- Goal
Search the data below for the string "based". Extract every line that contains it.

- Material provided
==============================

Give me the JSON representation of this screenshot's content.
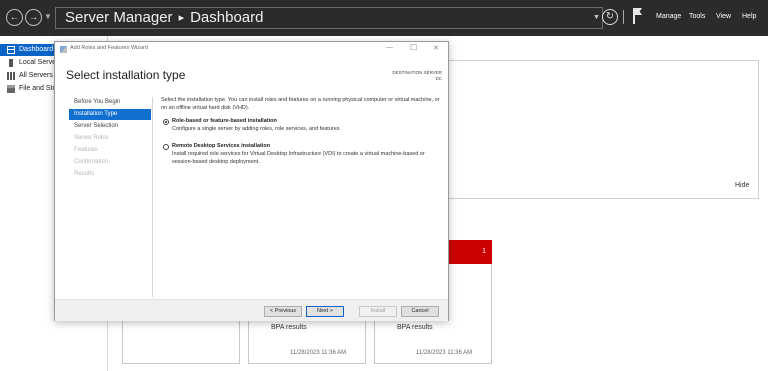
{
  "header": {
    "title": "Server Manager",
    "separator": "▸",
    "breadcrumb": "Dashboard",
    "menu": [
      "Manage",
      "Tools",
      "View",
      "Help"
    ]
  },
  "leftnav": {
    "items": [
      {
        "label": "Dashboard",
        "icon": "dashboard-icon",
        "selected": true
      },
      {
        "label": "Local Serve",
        "icon": "local-server-icon"
      },
      {
        "label": "All Servers",
        "icon": "all-servers-icon"
      },
      {
        "label": "File and Sto",
        "icon": "file-storage-icon"
      }
    ]
  },
  "dashboard": {
    "hide_label": "Hide",
    "tile_badge": "1",
    "tiles": [
      {
        "bpa": "BPA results",
        "timestamp": "11/28/2023 11:36 AM"
      },
      {
        "bpa": "BPA results",
        "timestamp": "11/28/2023 11:36 AM"
      }
    ]
  },
  "wizard": {
    "window_title": "Add Roles and Features Wizard",
    "heading": "Select installation type",
    "destination_label": "DESTINATION SERVER",
    "destination_value": "DC",
    "steps": [
      {
        "label": "Before You Begin",
        "state": "normal"
      },
      {
        "label": "Installation Type",
        "state": "active"
      },
      {
        "label": "Server Selection",
        "state": "normal"
      },
      {
        "label": "Server Roles",
        "state": "disabled"
      },
      {
        "label": "Features",
        "state": "disabled"
      },
      {
        "label": "Confirmation",
        "state": "disabled"
      },
      {
        "label": "Results",
        "state": "disabled"
      }
    ],
    "intro": "Select the installation type. You can install roles and features on a running physical computer or virtual machine, or on an offline virtual hard disk (VHD).",
    "options": [
      {
        "title": "Role-based or feature-based installation",
        "desc": "Configure a single server by adding roles, role services, and features.",
        "checked": true
      },
      {
        "title": "Remote Desktop Services installation",
        "desc": "Install required role services for Virtual Desktop Infrastructure (VDI) to create a virtual machine-based or session-based desktop deployment.",
        "checked": false
      }
    ],
    "buttons": {
      "previous": "< Previous",
      "next": "Next >",
      "install": "Install",
      "cancel": "Cancel"
    }
  },
  "colors": {
    "header_bg": "#2b2b2b",
    "selection": "#0a64c8",
    "alert_tile": "#cc0000"
  }
}
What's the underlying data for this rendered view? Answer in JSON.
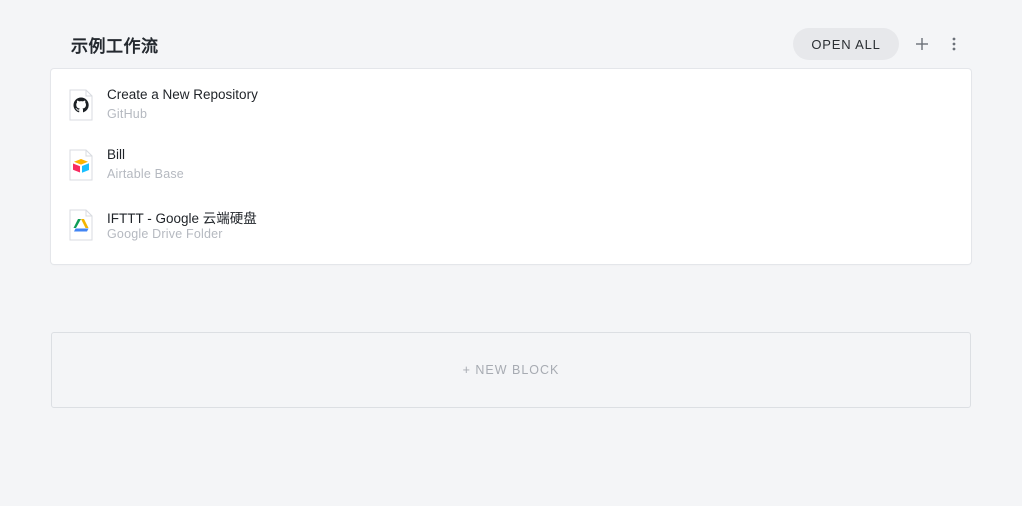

==============================

- Written response
        "title": "Role-based or feature-based installation",
        "desc": "Install required role services for Virtual Desktop Infrastructure (VDI) to create a virtual machine-based or session-based desktop deployment.",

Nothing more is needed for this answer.